* **Records supplied**:
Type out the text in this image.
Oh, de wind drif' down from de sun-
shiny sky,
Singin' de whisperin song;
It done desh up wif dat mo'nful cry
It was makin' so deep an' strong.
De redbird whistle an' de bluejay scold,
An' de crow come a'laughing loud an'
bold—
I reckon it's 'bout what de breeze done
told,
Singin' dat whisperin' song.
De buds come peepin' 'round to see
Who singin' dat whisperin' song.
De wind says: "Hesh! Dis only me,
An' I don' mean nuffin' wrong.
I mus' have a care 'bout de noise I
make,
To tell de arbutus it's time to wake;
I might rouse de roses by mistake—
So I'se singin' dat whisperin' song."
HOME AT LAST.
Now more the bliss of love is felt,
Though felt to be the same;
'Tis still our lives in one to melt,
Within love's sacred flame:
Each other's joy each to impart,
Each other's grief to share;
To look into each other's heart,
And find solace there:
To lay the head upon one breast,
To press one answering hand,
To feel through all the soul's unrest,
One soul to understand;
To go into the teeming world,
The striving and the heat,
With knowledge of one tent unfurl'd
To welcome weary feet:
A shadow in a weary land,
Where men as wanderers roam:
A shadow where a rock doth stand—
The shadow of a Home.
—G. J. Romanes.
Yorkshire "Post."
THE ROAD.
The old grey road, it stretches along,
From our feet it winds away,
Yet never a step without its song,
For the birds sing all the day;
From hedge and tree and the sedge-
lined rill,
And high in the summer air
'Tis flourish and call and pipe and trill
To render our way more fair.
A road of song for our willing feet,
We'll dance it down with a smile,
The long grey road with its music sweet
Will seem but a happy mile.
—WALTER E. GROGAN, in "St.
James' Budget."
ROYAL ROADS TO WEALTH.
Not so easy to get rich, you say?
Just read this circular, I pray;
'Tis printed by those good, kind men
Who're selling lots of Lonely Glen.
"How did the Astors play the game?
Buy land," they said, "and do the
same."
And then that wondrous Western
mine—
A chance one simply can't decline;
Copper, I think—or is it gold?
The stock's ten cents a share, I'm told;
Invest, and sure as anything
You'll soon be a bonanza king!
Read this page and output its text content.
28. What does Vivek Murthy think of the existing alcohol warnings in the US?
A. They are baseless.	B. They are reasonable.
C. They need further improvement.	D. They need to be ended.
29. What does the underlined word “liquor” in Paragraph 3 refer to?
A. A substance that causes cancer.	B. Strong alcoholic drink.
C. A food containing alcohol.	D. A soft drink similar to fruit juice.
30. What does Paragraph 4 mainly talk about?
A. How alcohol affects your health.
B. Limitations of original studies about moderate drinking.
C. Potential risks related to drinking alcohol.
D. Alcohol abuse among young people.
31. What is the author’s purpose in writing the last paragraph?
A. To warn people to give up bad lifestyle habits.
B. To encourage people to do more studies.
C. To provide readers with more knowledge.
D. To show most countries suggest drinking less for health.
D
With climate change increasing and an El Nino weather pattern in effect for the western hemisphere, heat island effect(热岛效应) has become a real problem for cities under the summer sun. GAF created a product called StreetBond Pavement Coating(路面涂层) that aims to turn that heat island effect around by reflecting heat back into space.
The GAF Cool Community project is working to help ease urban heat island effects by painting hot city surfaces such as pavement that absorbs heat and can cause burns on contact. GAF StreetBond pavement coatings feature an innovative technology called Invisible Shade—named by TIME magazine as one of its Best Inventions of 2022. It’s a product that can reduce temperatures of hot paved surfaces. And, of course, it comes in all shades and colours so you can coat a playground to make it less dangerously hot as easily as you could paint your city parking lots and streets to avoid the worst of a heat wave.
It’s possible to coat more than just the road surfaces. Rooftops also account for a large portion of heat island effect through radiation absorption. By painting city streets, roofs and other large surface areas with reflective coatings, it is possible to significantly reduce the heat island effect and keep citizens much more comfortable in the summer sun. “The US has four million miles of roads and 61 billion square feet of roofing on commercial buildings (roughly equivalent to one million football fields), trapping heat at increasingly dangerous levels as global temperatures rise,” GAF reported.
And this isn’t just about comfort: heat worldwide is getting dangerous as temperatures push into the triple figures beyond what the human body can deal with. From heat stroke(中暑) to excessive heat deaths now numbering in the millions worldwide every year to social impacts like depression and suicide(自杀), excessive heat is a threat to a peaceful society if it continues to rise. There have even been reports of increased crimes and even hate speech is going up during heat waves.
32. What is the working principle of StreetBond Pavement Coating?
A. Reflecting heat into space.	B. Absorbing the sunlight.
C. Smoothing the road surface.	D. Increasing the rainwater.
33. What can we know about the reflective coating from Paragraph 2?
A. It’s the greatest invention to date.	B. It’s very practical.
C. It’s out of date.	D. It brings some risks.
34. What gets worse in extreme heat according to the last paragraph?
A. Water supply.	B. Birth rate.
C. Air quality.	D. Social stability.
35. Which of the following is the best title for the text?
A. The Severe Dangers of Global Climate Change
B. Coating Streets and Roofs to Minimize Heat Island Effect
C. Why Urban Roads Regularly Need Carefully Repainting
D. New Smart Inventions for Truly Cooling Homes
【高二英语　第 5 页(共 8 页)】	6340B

* **Task statement**: Go through the material above and count the lines that contain "Inventions"; answer with the number alone.

* **Full output**: 2